[Job]
Find the lines that hold the word "subscript" and return them.

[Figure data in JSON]

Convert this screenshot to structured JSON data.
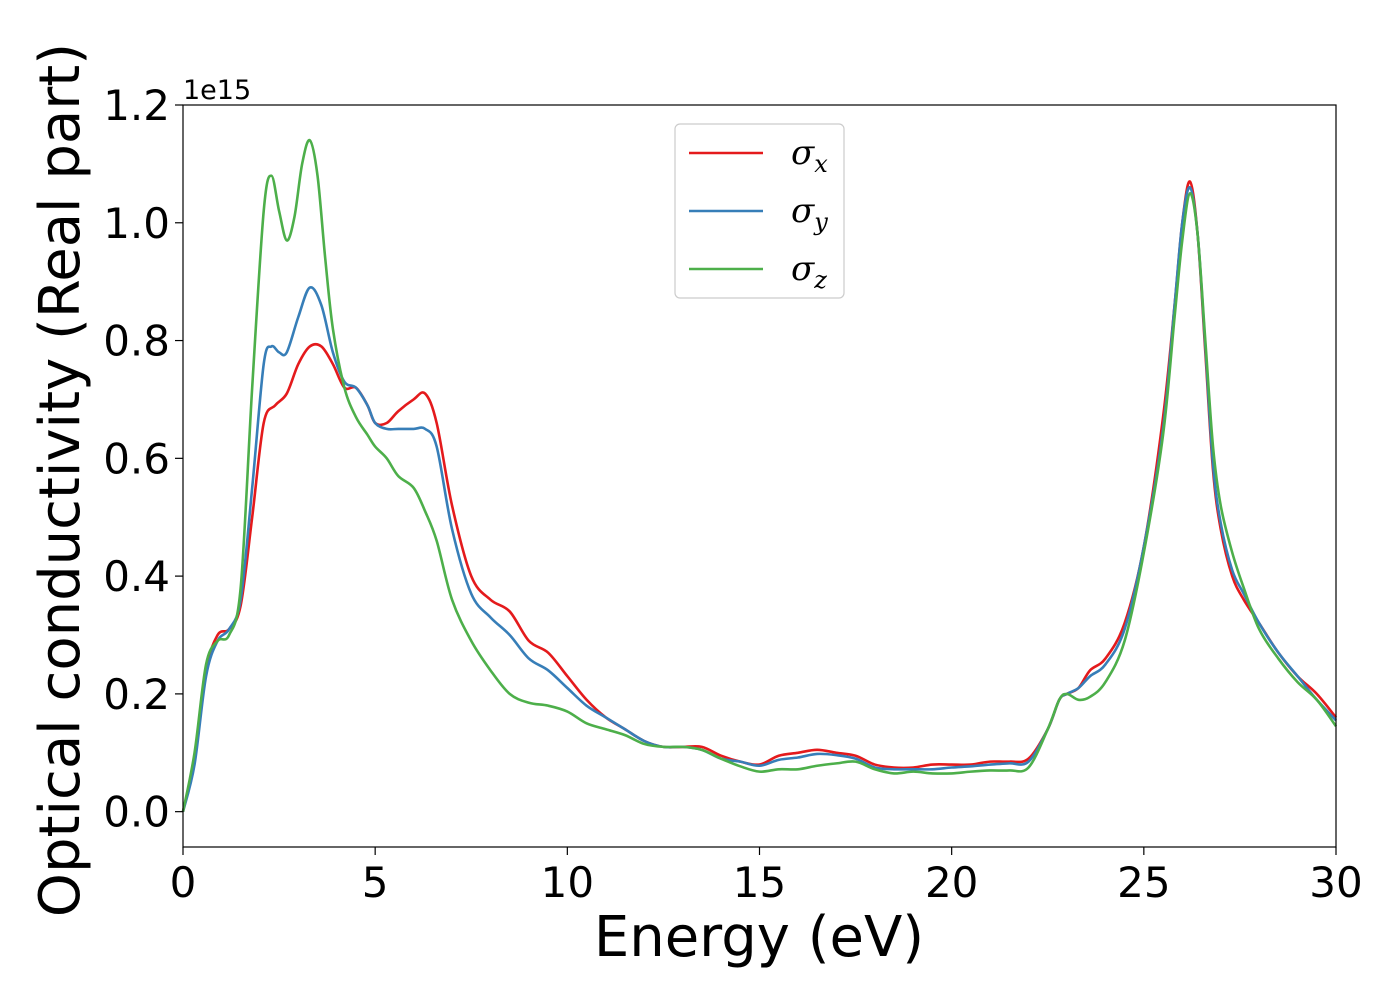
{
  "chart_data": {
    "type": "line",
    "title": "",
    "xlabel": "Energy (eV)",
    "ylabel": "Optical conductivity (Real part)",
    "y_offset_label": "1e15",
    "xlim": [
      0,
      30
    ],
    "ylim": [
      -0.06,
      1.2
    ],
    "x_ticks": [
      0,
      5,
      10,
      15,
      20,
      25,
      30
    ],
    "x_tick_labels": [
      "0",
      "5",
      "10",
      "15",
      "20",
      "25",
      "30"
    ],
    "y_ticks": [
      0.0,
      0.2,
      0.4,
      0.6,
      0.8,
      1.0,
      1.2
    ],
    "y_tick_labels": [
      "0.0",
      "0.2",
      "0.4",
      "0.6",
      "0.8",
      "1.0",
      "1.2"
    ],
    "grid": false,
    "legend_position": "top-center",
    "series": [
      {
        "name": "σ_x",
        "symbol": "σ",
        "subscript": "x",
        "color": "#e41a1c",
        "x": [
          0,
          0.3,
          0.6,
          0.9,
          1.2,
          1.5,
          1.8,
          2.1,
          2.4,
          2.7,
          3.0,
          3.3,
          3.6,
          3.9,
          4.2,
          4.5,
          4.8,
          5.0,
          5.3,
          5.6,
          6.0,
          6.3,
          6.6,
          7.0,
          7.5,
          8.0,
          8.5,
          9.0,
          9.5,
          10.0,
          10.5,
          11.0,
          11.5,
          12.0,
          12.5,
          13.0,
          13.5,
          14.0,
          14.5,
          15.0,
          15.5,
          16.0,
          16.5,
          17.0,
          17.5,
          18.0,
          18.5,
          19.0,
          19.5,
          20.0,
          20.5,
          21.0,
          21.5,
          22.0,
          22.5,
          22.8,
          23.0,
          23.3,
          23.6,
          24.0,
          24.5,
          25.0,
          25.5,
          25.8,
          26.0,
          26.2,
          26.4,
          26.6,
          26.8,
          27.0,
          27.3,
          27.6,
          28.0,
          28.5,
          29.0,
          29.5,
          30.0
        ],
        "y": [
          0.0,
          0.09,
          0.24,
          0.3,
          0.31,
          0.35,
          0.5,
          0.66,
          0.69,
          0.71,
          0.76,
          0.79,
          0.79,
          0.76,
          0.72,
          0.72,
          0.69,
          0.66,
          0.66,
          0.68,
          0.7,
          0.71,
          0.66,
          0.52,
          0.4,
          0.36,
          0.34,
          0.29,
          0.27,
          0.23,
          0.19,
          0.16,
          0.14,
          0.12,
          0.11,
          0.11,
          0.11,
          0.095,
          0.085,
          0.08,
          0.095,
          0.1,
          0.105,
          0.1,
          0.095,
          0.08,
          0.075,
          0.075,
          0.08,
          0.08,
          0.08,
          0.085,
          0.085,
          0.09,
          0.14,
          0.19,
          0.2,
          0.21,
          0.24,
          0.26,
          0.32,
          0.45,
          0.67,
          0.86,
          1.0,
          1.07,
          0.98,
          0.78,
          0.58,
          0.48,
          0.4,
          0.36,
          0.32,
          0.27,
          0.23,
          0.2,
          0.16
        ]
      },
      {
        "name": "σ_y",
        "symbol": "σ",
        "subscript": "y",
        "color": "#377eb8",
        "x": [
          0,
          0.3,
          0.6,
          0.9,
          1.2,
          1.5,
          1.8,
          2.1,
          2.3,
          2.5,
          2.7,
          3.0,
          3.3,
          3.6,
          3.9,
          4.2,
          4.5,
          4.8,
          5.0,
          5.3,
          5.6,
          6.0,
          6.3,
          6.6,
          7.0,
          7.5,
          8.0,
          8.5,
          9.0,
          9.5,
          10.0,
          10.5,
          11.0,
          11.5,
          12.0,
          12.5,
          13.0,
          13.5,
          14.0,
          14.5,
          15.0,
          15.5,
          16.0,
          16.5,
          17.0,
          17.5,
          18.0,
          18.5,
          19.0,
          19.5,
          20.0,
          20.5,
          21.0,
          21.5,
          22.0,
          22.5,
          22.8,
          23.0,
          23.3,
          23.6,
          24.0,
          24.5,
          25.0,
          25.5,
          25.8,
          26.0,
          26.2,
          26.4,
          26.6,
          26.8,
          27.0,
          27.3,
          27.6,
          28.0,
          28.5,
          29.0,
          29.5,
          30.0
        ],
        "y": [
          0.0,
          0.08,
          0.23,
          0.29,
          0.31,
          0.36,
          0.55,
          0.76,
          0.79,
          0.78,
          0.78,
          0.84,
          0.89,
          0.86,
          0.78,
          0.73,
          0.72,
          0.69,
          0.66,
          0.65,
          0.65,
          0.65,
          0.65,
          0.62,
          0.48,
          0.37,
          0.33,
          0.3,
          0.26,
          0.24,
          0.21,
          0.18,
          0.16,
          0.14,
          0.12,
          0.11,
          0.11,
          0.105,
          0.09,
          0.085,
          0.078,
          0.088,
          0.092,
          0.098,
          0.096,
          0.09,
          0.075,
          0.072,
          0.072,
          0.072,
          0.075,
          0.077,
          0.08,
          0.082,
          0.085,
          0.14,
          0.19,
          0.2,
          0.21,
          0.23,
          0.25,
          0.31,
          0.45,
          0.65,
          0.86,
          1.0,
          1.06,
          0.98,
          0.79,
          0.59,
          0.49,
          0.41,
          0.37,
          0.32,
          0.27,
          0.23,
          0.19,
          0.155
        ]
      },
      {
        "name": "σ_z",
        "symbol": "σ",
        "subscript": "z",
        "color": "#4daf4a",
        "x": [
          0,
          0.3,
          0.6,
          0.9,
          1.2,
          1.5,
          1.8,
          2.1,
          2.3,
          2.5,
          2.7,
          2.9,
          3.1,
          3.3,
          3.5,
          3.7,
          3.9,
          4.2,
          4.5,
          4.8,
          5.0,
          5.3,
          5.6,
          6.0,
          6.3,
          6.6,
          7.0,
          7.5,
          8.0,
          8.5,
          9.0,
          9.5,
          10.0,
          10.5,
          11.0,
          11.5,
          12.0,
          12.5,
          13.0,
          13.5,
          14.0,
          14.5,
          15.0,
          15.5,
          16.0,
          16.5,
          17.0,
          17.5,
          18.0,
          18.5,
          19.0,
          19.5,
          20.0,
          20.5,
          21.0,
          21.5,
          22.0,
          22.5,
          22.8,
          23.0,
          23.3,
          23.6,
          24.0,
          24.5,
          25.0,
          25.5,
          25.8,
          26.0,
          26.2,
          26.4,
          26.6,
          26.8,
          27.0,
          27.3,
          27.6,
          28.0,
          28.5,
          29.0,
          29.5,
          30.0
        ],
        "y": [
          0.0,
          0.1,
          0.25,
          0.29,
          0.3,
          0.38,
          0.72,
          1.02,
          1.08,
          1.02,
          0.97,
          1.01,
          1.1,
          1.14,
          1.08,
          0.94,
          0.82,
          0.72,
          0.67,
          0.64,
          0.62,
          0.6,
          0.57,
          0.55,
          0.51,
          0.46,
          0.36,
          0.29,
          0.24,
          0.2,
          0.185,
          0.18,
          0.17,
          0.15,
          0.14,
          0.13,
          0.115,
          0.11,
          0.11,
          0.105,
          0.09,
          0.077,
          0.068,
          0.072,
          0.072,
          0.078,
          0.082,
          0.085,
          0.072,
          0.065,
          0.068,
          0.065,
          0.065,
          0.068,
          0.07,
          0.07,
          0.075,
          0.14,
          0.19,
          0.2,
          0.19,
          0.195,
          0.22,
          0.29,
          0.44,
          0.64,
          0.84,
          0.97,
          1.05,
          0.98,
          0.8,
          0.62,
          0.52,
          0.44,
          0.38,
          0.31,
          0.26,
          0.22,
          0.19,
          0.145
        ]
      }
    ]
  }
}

[Final answer]
        "subscript": "x",
        "subscript": "y",
        "subscript": "z",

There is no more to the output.